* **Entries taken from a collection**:

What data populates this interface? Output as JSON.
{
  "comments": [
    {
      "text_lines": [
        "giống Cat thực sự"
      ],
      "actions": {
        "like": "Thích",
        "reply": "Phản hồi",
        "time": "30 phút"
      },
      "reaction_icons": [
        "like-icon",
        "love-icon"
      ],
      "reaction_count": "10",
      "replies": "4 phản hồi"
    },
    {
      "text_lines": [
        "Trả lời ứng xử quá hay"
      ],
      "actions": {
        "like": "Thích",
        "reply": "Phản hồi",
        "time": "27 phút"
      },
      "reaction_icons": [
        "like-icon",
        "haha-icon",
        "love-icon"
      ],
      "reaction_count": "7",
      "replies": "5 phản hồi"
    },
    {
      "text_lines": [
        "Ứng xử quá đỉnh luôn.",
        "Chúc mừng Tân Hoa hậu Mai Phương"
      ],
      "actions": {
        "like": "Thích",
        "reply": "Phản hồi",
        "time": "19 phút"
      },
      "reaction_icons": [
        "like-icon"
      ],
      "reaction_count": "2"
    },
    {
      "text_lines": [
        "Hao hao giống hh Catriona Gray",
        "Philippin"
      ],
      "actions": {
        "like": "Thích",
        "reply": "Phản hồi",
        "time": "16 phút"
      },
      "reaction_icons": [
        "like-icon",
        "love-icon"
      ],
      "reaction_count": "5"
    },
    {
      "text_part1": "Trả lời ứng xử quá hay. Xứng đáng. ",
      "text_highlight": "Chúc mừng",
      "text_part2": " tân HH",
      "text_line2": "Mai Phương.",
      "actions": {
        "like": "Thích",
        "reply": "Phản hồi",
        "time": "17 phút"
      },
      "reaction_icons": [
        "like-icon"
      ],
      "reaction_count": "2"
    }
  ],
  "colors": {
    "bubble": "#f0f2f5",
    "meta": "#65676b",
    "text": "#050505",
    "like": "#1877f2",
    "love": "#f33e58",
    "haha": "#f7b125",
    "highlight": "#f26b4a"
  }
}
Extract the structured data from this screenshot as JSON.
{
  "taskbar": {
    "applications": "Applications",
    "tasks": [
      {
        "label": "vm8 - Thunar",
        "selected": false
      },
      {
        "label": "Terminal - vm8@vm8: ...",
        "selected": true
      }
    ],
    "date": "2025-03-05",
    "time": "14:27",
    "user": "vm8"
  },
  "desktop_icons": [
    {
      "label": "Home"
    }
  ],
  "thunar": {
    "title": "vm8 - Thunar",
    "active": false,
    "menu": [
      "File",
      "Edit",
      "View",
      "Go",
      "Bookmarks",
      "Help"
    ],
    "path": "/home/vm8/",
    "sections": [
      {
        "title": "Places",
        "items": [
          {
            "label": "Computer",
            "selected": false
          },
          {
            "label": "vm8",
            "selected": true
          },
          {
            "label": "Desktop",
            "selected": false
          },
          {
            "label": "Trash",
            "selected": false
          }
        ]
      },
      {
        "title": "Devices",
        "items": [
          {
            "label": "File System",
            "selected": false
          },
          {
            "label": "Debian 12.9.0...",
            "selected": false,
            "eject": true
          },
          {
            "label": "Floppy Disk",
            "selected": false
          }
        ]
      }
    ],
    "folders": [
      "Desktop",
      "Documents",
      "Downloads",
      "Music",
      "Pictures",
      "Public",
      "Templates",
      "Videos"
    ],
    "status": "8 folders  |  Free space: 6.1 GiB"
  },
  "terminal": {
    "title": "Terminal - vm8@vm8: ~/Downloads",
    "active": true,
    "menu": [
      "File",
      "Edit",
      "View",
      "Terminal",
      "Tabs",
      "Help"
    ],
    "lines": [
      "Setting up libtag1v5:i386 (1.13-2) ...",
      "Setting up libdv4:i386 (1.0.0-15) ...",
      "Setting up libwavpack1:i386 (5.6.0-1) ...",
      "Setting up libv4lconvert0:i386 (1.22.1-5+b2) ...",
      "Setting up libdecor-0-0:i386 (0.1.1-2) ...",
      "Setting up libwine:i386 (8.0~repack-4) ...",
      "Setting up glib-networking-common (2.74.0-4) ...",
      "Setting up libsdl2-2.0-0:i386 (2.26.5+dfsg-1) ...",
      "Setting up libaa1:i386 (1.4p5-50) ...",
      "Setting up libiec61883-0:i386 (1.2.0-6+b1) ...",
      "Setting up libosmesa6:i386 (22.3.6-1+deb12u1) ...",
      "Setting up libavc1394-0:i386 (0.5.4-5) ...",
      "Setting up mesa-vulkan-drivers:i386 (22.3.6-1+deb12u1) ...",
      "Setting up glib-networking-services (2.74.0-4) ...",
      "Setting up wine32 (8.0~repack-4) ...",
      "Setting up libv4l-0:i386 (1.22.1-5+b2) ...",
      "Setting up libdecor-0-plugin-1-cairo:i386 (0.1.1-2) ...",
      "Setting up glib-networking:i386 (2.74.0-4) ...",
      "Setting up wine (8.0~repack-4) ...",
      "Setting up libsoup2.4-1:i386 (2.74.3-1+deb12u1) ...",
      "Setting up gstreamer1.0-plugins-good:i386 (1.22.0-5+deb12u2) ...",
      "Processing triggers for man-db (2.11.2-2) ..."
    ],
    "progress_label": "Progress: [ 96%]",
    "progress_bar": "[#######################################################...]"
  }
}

* **GOAL**:
Write out the material from the first line to the last, exactly.

* **FULL SOLUTION**:
What data populates this interface? Output as JSON.
{
  "comments": [
    {
      "text_lines": [
        "giống Cat thực sự"
      ],
      "actions": {
        "like": "Thích",
        "reply": "Phản hồi",
        "time": "30 phút"
      },
      "reaction_icons": [
        "like-icon",
        "love-icon"
      ],
      "reaction_count": "10",
      "replies": "4 phản hồi"
    },
    {
      "text_lines": [
        "Trả lời ứng xử quá hay"
      ],
      "actions": {
        "like": "Thích",
        "reply": "Phản hồi",
        "time": "27 phút"
      },
      "reaction_icons": [
        "like-icon",
        "haha-icon",
        "love-icon"
      ],
      "reaction_count": "7",
      "replies": "5 phản hồi"
    },
    {
      "text_lines": [
        "Ứng xử quá đỉnh luôn.",
        "Chúc mừng Tân Hoa hậu Mai Phương"
      ],
      "actions": {
        "like": "Thích",
        "reply": "Phản hồi",
        "time": "19 phút"
      },
      "reaction_icons": [
        "like-icon"
      ],
      "reaction_count": "2"
    },
    {
      "text_lines": [
        "Hao hao giống hh Catriona Gray",
        "Philippin"
      ],
      "actions": {
        "like": "Thích",
        "reply": "Phản hồi",
        "time": "16 phút"
      },
      "reaction_icons": [
        "like-icon",
        "love-icon"
      ],
      "reaction_count": "5"
    },
    {
      "text_part1": "Trả lời ứng xử quá hay. Xứng đáng. ",
      "text_highlight": "Chúc mừng",
      "text_part2": " tân HH",
      "text_line2": "Mai Phương.",
      "actions": {
        "like": "Thích",
        "reply": "Phản hồi",
        "time": "17 phút"
      },
      "reaction_icons": [
        "like-icon"
      ],
      "reaction_count": "2"
    }
  ],
  "colors": {
    "bubble": "#f0f2f5",
    "meta": "#65676b",
    "text": "#050505",
    "like": "#1877f2",
    "love": "#f33e58",
    "haha": "#f7b125",
    "highlight": "#f26b4a"
  }
}
Extract the structured data from this screenshot as JSON.
{
  "taskbar": {
    "applications": "Applications",
    "tasks": [
      {
        "label": "vm8 - Thunar",
        "selected": false
      },
      {
        "label": "Terminal - vm8@vm8: ...",
        "selected": true
      }
    ],
    "date": "2025-03-05",
    "time": "14:27",
    "user": "vm8"
  },
  "desktop_icons": [
    {
      "label": "Home"
    }
  ],
  "thunar": {
    "title": "vm8 - Thunar",
    "active": false,
    "menu": [
      "File",
      "Edit",
      "View",
      "Go",
      "Bookmarks",
      "Help"
    ],
    "path": "/home/vm8/",
    "sections": [
      {
        "title": "Places",
        "items": [
          {
            "label": "Computer",
            "selected": false
          },
          {
            "label": "vm8",
            "selected": true
          },
          {
            "label": "Desktop",
            "selected": false
          },
          {
            "label": "Trash",
            "selected": false
          }
        ]
      },
      {
        "title": "Devices",
        "items": [
          {
            "label": "File System",
            "selected": false
          },
          {
            "label": "Debian 12.9.0...",
            "selected": false,
            "eject": true
          },
          {
            "label": "Floppy Disk",
            "selected": false
          }
        ]
      }
    ],
    "folders": [
      "Desktop",
      "Documents",
      "Downloads",
      "Music",
      "Pictures",
      "Public",
      "Templates",
      "Videos"
    ],
    "status": "8 folders  |  Free space: 6.1 GiB"
  },
  "terminal": {
    "title": "Terminal - vm8@vm8: ~/Downloads",
    "active": true,
    "menu": [
      "File",
      "Edit",
      "View",
      "Terminal",
      "Tabs",
      "Help"
    ],
    "lines": [
      "Setting up libtag1v5:i386 (1.13-2) ...",
      "Setting up libdv4:i386 (1.0.0-15) ...",
      "Setting up libwavpack1:i386 (5.6.0-1) ...",
      "Setting up libv4lconvert0:i386 (1.22.1-5+b2) ...",
      "Setting up libdecor-0-0:i386 (0.1.1-2) ...",
      "Setting up libwine:i386 (8.0~repack-4) ...",
      "Setting up glib-networking-common (2.74.0-4) ...",
      "Setting up libsdl2-2.0-0:i386 (2.26.5+dfsg-1) ...",
      "Setting up libaa1:i386 (1.4p5-50) ...",
      "Setting up libiec61883-0:i386 (1.2.0-6+b1) ...",
      "Setting up libosmesa6:i386 (22.3.6-1+deb12u1) ...",
      "Setting up libavc1394-0:i386 (0.5.4-5) ...",
      "Setting up mesa-vulkan-drivers:i386 (22.3.6-1+deb12u1) ...",
      "Setting up glib-networking-services (2.74.0-4) ...",
      "Setting up wine32 (8.0~repack-4) ...",
      "Setting up libv4l-0:i386 (1.22.1-5+b2) ...",
      "Setting up libdecor-0-plugin-1-cairo:i386 (0.1.1-2) ...",
      "Setting up glib-networking:i386 (2.74.0-4) ...",
      "Setting up wine (8.0~repack-4) ...",
      "Setting up libsoup2.4-1:i386 (2.74.3-1+deb12u1) ...",
      "Setting up gstreamer1.0-plugins-good:i386 (1.22.0-5+deb12u2) ...",
      "Processing triggers for man-db (2.11.2-2) ..."
    ],
    "progress_label": "Progress: [ 96%]",
    "progress_bar": "[#######################################################...]"
  }
}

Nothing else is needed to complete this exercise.